TASK STATEMENT:
Every line below is to be copied exactly, with the pictures left out.

___ DATA SUPPLIED ___

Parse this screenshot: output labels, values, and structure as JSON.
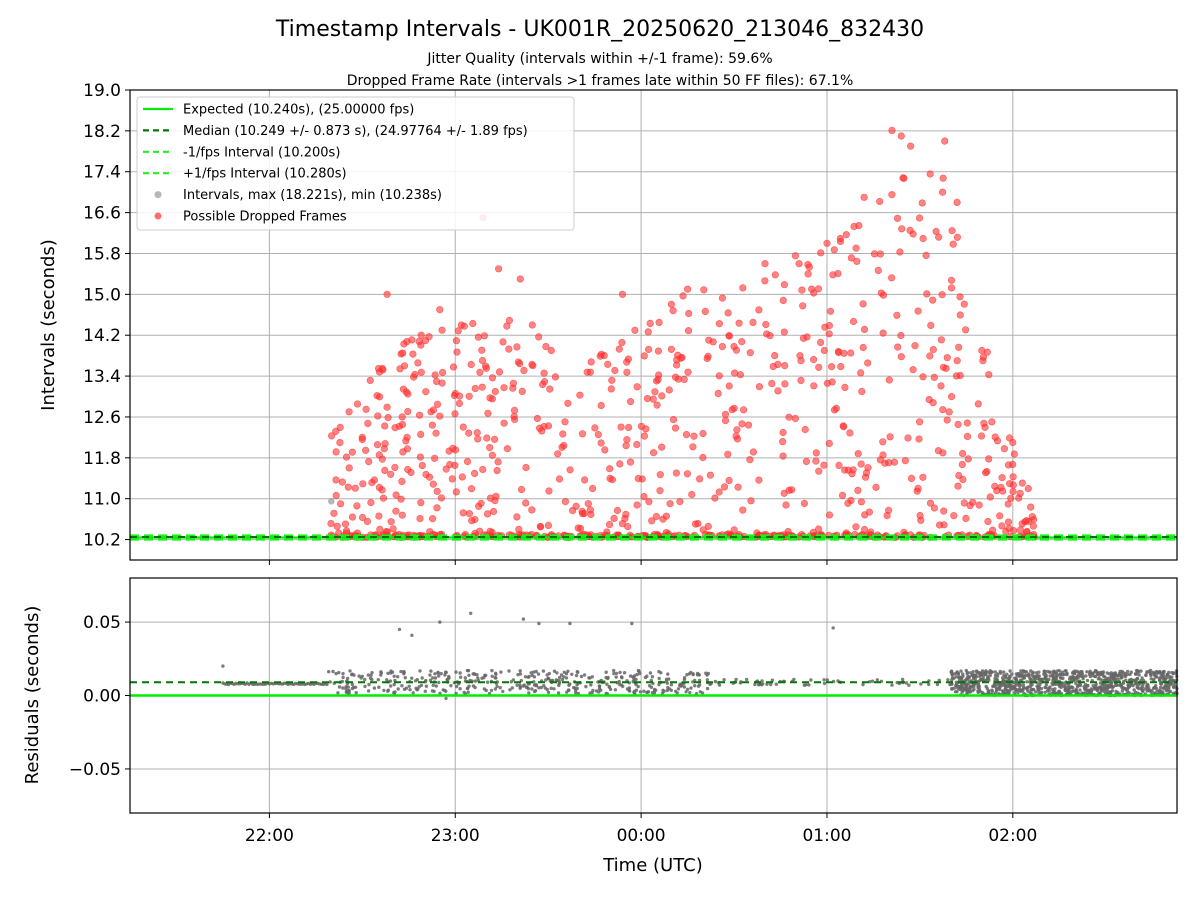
{
  "title": "Timestamp Intervals - UK001R_20250620_213046_832430",
  "subtitle_1": "Jitter Quality (intervals within +/-1 frame): 59.6%",
  "subtitle_2": "Dropped Frame Rate (intervals >1 frames late within 50 FF files): 67.1%",
  "colors": {
    "expected": "#00ee00",
    "median": "#007700",
    "interval_band": "#22ee22",
    "intervals": "#999999",
    "dropped": "#ff3030",
    "residuals": "#666666",
    "grid": "#b0b0b0"
  },
  "chart_data": [
    {
      "type": "scatter",
      "panel": "top",
      "ylabel": "Intervals (seconds)",
      "xlabel": "",
      "xlim": [
        "21:15",
        "02:53"
      ],
      "ylim": [
        9.8,
        19.0
      ],
      "y_ticks": [
        "10.2",
        "11.0",
        "11.8",
        "12.6",
        "13.4",
        "14.2",
        "15.0",
        "15.8",
        "16.6",
        "17.4",
        "18.2",
        "19.0"
      ],
      "x_ticks": [
        "22:00",
        "23:00",
        "00:00",
        "01:00",
        "02:00"
      ],
      "grid": true,
      "legend_position": "top-left",
      "legend": [
        "Expected (10.240s), (25.00000 fps)",
        "Median (10.249 +/- 0.873 s), (24.97764 +/- 1.89 fps)",
        "-1/fps Interval (10.200s)",
        "+1/fps Interval (10.280s)",
        "Intervals, max (18.221s), min (10.238s)",
        "Possible Dropped Frames"
      ],
      "reference_lines": {
        "expected": 10.24,
        "median": 10.249,
        "minus_1fps": 10.2,
        "plus_1fps": 10.28
      },
      "series": [
        {
          "name": "Intervals",
          "summary": {
            "max": 18.221,
            "min": 10.238
          }
        },
        {
          "name": "Possible Dropped Frames",
          "active_window": [
            "22:19",
            "02:07"
          ],
          "envelope": [
            [
              "22:20",
              12.3
            ],
            [
              "22:40",
              14.0
            ],
            [
              "23:00",
              14.4
            ],
            [
              "23:20",
              14.6
            ],
            [
              "23:40",
              13.8
            ],
            [
              "00:00",
              14.5
            ],
            [
              "00:20",
              15.3
            ],
            [
              "00:40",
              15.6
            ],
            [
              "01:00",
              16.0
            ],
            [
              "01:10",
              16.6
            ],
            [
              "01:20",
              17.4
            ],
            [
              "01:30",
              18.2
            ],
            [
              "01:40",
              17.0
            ],
            [
              "01:50",
              14.3
            ],
            [
              "02:00",
              12.0
            ],
            [
              "02:07",
              10.6
            ]
          ],
          "highlights": [
            [
              "22:23",
              10.9
            ],
            [
              "22:30",
              12.2
            ],
            [
              "22:38",
              15.0
            ],
            [
              "22:49",
              14.2
            ],
            [
              "22:55",
              14.7
            ],
            [
              "23:02",
              14.4
            ],
            [
              "23:09",
              16.5
            ],
            [
              "23:14",
              15.5
            ],
            [
              "23:21",
              15.3
            ],
            [
              "23:31",
              13.9
            ],
            [
              "23:54",
              15.0
            ],
            [
              "00:15",
              15.1
            ],
            [
              "00:40",
              15.6
            ],
            [
              "00:51",
              15.6
            ],
            [
              "01:00",
              16.0
            ],
            [
              "01:12",
              16.9
            ],
            [
              "01:21",
              18.21
            ],
            [
              "01:24",
              18.1
            ],
            [
              "01:27",
              17.9
            ],
            [
              "01:38",
              18.0
            ],
            [
              "01:42",
              16.8
            ],
            [
              "01:50",
              13.9
            ],
            [
              "02:00",
              12.1
            ],
            [
              "02:05",
              11.2
            ]
          ]
        }
      ]
    },
    {
      "type": "scatter",
      "panel": "bottom",
      "xlabel": "Time (UTC)",
      "ylabel": "Residuals (seconds)",
      "xlim": [
        "21:15",
        "02:53"
      ],
      "ylim": [
        -0.08,
        0.08
      ],
      "y_ticks": [
        "−0.05",
        "0.00",
        "0.05"
      ],
      "x_ticks": [
        "22:00",
        "23:00",
        "00:00",
        "01:00",
        "02:00"
      ],
      "grid": true,
      "reference_lines": {
        "expected_residual": 0.0,
        "median_residual": 0.009
      },
      "series": [
        {
          "name": "Residuals",
          "outliers": [
            [
              "21:45",
              0.02
            ],
            [
              "22:42",
              0.045
            ],
            [
              "22:46",
              0.041
            ],
            [
              "22:55",
              0.05
            ],
            [
              "23:05",
              0.056
            ],
            [
              "23:22",
              0.052
            ],
            [
              "23:27",
              0.049
            ],
            [
              "23:37",
              0.049
            ],
            [
              "23:57",
              0.049
            ],
            [
              "01:02",
              0.046
            ],
            [
              "22:57",
              -0.002
            ]
          ],
          "dense_band": [
            0.0,
            0.017
          ]
        }
      ]
    }
  ]
}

___

FINAL ANSWER:
Parse this screenshot: output labels, values, and structure as JSON.
{
  "title": "Timestamp Intervals - UK001R_20250620_213046_832430",
  "subtitle_1": "Jitter Quality (intervals within +/-1 frame): 59.6%",
  "subtitle_2": "Dropped Frame Rate (intervals >1 frames late within 50 FF files): 67.1%",
  "colors": {
    "expected": "#00ee00",
    "median": "#007700",
    "interval_band": "#22ee22",
    "intervals": "#999999",
    "dropped": "#ff3030",
    "residuals": "#666666",
    "grid": "#b0b0b0"
  },
  "chart_data": [
    {
      "type": "scatter",
      "panel": "top",
      "ylabel": "Intervals (seconds)",
      "xlabel": "",
      "xlim": [
        "21:15",
        "02:53"
      ],
      "ylim": [
        9.8,
        19.0
      ],
      "y_ticks": [
        "10.2",
        "11.0",
        "11.8",
        "12.6",
        "13.4",
        "14.2",
        "15.0",
        "15.8",
        "16.6",
        "17.4",
        "18.2",
        "19.0"
      ],
      "x_ticks": [
        "22:00",
        "23:00",
        "00:00",
        "01:00",
        "02:00"
      ],
      "grid": true,
      "legend_position": "top-left",
      "legend": [
        "Expected (10.240s), (25.00000 fps)",
        "Median (10.249 +/- 0.873 s), (24.97764 +/- 1.89 fps)",
        "-1/fps Interval (10.200s)",
        "+1/fps Interval (10.280s)",
        "Intervals, max (18.221s), min (10.238s)",
        "Possible Dropped Frames"
      ],
      "reference_lines": {
        "expected": 10.24,
        "median": 10.249,
        "minus_1fps": 10.2,
        "plus_1fps": 10.28
      },
      "series": [
        {
          "name": "Intervals",
          "summary": {
            "max": 18.221,
            "min": 10.238
          }
        },
        {
          "name": "Possible Dropped Frames",
          "active_window": [
            "22:19",
            "02:07"
          ],
          "envelope": [
            [
              "22:20",
              12.3
            ],
            [
              "22:40",
              14.0
            ],
            [
              "23:00",
              14.4
            ],
            [
              "23:20",
              14.6
            ],
            [
              "23:40",
              13.8
            ],
            [
              "00:00",
              14.5
            ],
            [
              "00:20",
              15.3
            ],
            [
              "00:40",
              15.6
            ],
            [
              "01:00",
              16.0
            ],
            [
              "01:10",
              16.6
            ],
            [
              "01:20",
              17.4
            ],
            [
              "01:30",
              18.2
            ],
            [
              "01:40",
              17.0
            ],
            [
              "01:50",
              14.3
            ],
            [
              "02:00",
              12.0
            ],
            [
              "02:07",
              10.6
            ]
          ],
          "highlights": [
            [
              "22:23",
              10.9
            ],
            [
              "22:30",
              12.2
            ],
            [
              "22:38",
              15.0
            ],
            [
              "22:49",
              14.2
            ],
            [
              "22:55",
              14.7
            ],
            [
              "23:02",
              14.4
            ],
            [
              "23:09",
              16.5
            ],
            [
              "23:14",
              15.5
            ],
            [
              "23:21",
              15.3
            ],
            [
              "23:31",
              13.9
            ],
            [
              "23:54",
              15.0
            ],
            [
              "00:15",
              15.1
            ],
            [
              "00:40",
              15.6
            ],
            [
              "00:51",
              15.6
            ],
            [
              "01:00",
              16.0
            ],
            [
              "01:12",
              16.9
            ],
            [
              "01:21",
              18.21
            ],
            [
              "01:24",
              18.1
            ],
            [
              "01:27",
              17.9
            ],
            [
              "01:38",
              18.0
            ],
            [
              "01:42",
              16.8
            ],
            [
              "01:50",
              13.9
            ],
            [
              "02:00",
              12.1
            ],
            [
              "02:05",
              11.2
            ]
          ]
        }
      ]
    },
    {
      "type": "scatter",
      "panel": "bottom",
      "xlabel": "Time (UTC)",
      "ylabel": "Residuals (seconds)",
      "xlim": [
        "21:15",
        "02:53"
      ],
      "ylim": [
        -0.08,
        0.08
      ],
      "y_ticks": [
        "−0.05",
        "0.00",
        "0.05"
      ],
      "x_ticks": [
        "22:00",
        "23:00",
        "00:00",
        "01:00",
        "02:00"
      ],
      "grid": true,
      "reference_lines": {
        "expected_residual": 0.0,
        "median_residual": 0.009
      },
      "series": [
        {
          "name": "Residuals",
          "outliers": [
            [
              "21:45",
              0.02
            ],
            [
              "22:42",
              0.045
            ],
            [
              "22:46",
              0.041
            ],
            [
              "22:55",
              0.05
            ],
            [
              "23:05",
              0.056
            ],
            [
              "23:22",
              0.052
            ],
            [
              "23:27",
              0.049
            ],
            [
              "23:37",
              0.049
            ],
            [
              "23:57",
              0.049
            ],
            [
              "01:02",
              0.046
            ],
            [
              "22:57",
              -0.002
            ]
          ],
          "dense_band": [
            0.0,
            0.017
          ]
        }
      ]
    }
  ]
}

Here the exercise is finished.